#### REQUEST:
Go through the entries and say how many lines contain the string "我们就说". The number is the whole answer.

START DATASET RECORDS

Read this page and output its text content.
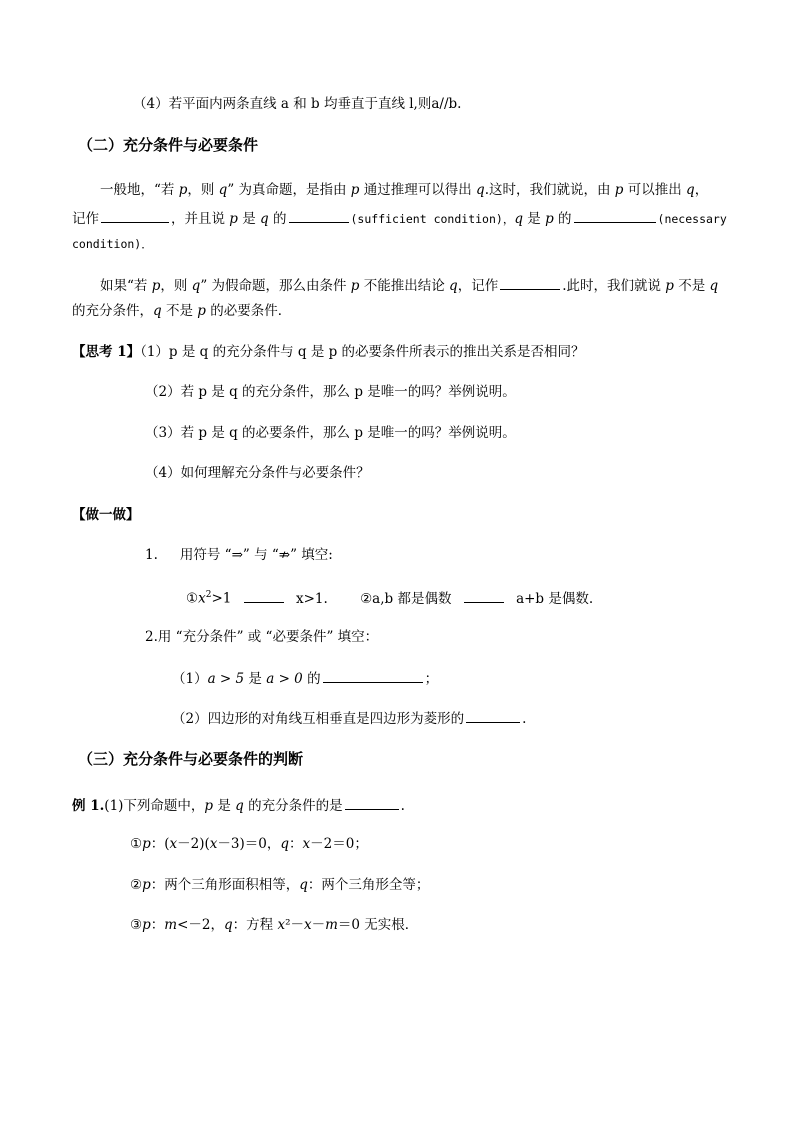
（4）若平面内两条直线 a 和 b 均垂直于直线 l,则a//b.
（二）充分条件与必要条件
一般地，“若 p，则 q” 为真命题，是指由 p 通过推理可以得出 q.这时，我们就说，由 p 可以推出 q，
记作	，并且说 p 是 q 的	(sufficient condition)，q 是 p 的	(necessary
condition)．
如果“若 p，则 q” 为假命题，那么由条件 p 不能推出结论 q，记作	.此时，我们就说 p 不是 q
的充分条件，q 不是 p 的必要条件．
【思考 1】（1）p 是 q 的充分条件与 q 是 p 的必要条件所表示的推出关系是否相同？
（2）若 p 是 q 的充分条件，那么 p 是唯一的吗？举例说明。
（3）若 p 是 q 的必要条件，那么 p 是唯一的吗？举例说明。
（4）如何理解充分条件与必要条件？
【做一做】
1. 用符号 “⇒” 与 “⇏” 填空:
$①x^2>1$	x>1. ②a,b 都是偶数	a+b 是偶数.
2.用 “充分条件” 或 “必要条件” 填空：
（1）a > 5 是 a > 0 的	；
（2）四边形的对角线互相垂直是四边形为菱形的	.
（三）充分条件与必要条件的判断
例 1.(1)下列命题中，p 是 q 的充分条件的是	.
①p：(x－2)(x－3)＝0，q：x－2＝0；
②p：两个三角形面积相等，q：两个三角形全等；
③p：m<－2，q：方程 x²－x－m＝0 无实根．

END DATASET RECORDS

#### RESPONSE BELOW:
2